GOAL:
Pick out each line in these entries that contains the string "version".

INPUT MATERIAL:
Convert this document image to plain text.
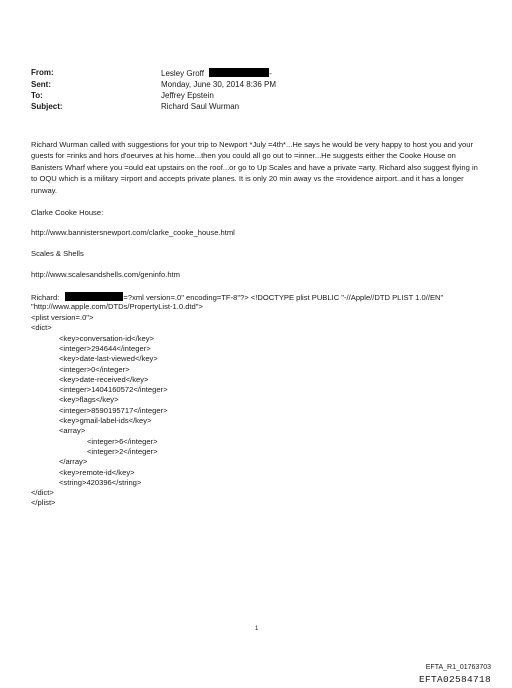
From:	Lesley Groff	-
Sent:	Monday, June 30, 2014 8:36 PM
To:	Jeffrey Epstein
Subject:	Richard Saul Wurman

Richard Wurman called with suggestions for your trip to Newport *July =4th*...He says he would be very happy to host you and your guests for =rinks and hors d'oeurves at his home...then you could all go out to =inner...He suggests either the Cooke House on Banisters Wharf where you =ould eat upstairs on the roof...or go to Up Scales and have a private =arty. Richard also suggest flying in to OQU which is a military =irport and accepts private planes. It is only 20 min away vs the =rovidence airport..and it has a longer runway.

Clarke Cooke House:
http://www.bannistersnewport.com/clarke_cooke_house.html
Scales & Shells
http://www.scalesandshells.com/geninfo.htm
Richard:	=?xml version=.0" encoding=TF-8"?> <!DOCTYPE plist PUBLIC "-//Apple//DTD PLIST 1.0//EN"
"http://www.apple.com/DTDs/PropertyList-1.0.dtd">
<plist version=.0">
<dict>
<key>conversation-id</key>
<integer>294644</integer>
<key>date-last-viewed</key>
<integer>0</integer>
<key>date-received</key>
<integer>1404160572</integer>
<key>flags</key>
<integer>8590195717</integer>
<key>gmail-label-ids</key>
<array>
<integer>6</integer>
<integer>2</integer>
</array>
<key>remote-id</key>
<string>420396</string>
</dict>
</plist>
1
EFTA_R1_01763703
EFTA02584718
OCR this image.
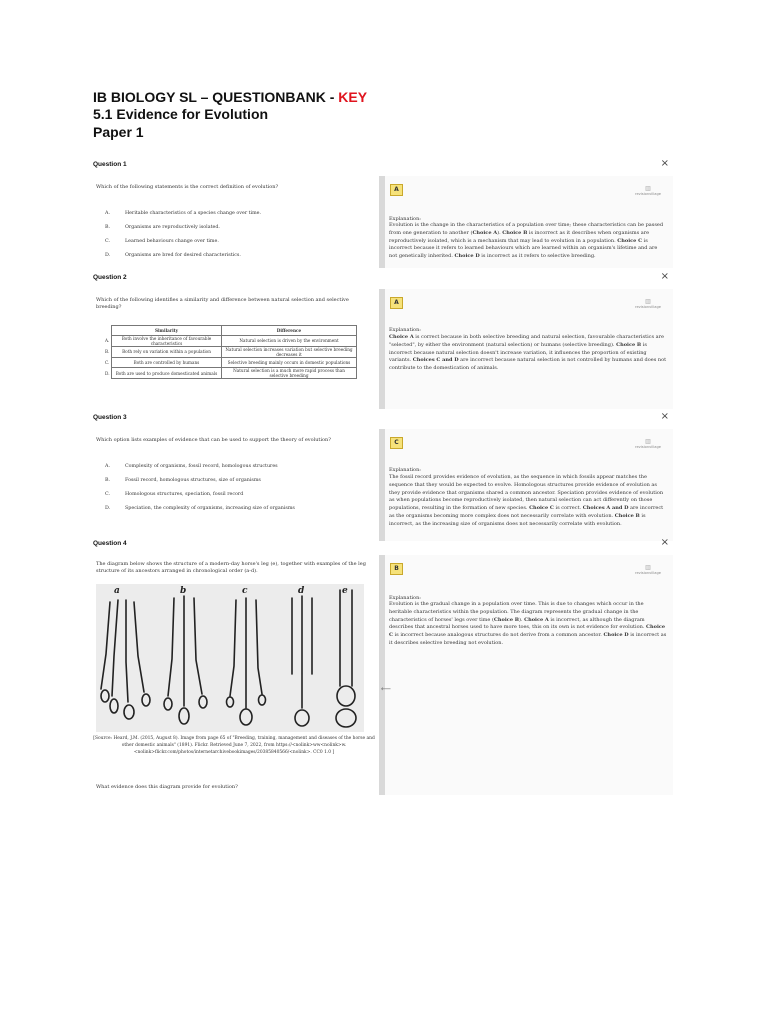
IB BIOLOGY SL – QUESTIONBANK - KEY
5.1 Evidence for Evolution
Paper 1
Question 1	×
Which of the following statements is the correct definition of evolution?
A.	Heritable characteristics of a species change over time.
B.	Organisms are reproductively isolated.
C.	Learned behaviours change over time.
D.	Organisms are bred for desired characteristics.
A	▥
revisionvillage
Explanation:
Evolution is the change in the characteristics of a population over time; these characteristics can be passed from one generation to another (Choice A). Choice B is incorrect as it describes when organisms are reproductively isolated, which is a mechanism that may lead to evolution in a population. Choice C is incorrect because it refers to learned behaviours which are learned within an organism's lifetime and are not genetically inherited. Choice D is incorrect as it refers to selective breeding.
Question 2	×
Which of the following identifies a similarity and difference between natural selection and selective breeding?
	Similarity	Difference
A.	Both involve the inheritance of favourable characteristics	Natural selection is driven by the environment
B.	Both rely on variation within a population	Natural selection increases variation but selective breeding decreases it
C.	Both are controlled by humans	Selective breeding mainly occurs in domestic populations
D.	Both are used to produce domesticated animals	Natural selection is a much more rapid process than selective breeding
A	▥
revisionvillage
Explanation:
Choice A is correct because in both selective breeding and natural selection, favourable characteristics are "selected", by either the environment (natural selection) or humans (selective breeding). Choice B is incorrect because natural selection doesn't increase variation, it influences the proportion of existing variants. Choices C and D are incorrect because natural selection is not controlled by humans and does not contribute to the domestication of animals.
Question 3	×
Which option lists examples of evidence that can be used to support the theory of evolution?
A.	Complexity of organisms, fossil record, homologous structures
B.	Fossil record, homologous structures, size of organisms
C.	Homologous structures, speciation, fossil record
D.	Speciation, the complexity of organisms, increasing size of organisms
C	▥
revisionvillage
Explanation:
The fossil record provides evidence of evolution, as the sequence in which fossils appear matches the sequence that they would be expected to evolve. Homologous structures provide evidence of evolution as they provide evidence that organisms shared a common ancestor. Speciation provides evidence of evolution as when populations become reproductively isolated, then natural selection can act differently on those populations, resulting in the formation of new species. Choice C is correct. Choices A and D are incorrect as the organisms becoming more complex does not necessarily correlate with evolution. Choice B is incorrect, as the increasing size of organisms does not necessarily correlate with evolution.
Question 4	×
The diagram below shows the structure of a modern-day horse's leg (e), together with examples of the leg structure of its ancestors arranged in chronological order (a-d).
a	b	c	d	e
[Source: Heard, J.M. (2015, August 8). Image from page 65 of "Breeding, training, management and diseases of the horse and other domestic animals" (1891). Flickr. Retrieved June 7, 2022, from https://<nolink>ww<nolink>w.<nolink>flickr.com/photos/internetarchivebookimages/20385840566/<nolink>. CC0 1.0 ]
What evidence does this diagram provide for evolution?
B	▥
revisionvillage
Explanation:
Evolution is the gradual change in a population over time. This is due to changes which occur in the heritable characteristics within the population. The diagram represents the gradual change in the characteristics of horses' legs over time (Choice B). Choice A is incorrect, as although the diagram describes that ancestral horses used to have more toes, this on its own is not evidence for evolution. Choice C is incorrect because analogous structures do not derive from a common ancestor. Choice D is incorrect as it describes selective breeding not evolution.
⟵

* * *

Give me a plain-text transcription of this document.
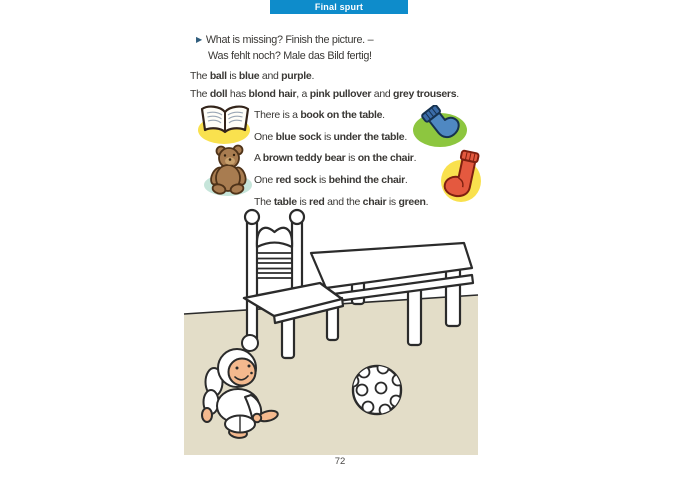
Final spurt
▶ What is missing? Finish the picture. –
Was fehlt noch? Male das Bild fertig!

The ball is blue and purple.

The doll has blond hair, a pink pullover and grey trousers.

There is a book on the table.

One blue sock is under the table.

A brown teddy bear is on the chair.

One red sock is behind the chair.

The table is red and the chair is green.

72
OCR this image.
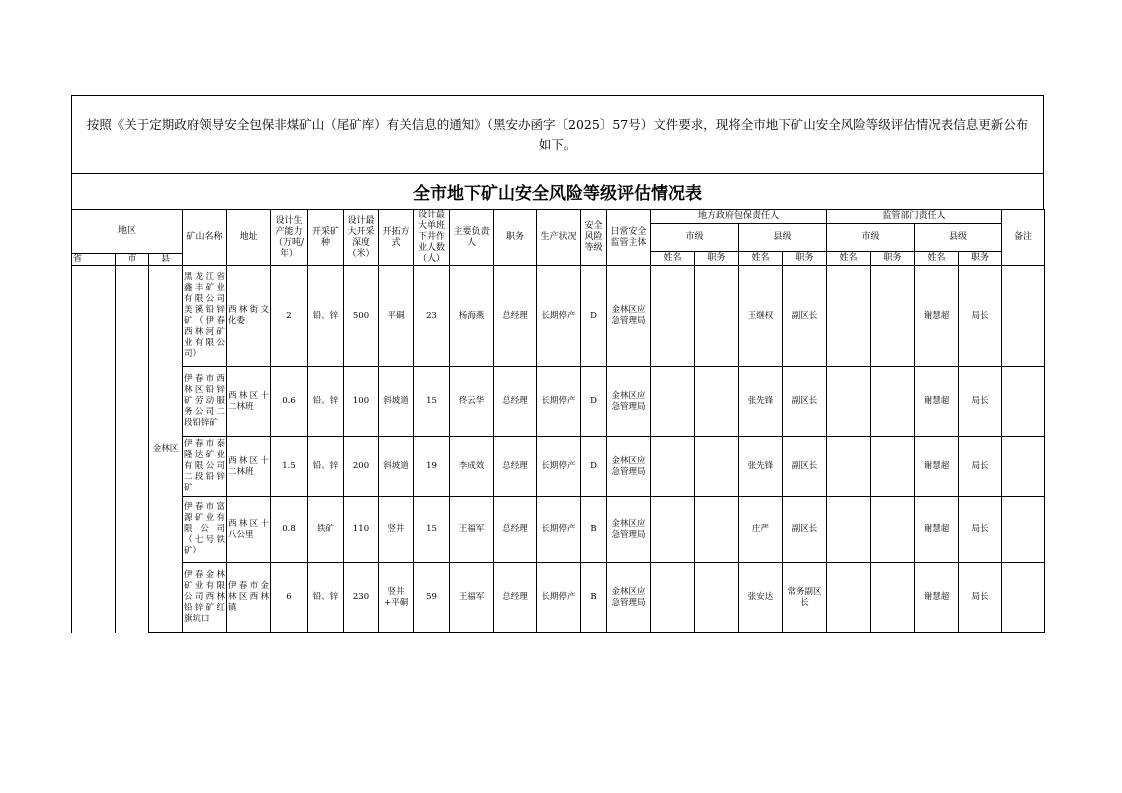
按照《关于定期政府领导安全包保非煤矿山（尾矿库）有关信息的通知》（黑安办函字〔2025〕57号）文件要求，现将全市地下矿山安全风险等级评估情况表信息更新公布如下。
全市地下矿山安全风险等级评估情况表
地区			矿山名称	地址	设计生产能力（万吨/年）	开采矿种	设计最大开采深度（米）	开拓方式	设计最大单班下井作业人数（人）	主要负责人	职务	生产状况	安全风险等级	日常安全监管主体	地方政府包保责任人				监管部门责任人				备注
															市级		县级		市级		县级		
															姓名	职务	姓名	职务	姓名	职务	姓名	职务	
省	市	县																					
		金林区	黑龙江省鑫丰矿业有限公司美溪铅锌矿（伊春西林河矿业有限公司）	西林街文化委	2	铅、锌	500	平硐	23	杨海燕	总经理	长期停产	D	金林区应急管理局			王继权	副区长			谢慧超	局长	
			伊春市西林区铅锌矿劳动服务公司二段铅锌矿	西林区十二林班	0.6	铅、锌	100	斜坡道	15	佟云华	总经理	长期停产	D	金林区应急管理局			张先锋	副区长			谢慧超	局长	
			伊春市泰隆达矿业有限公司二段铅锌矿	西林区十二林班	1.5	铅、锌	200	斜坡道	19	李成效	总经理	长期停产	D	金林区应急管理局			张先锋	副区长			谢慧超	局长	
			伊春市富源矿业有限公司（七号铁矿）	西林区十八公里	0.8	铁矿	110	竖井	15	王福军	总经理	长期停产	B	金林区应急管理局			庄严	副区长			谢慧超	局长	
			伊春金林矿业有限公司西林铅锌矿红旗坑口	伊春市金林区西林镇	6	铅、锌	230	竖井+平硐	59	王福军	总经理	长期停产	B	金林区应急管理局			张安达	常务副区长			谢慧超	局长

IN RESPONSE:
Richard:	=?xml version=.0" encoding=TF-8"?> <!DOCTYPE plist PUBLIC "-//Apple//DTD PLIST 1.0//EN"
<plist version=.0">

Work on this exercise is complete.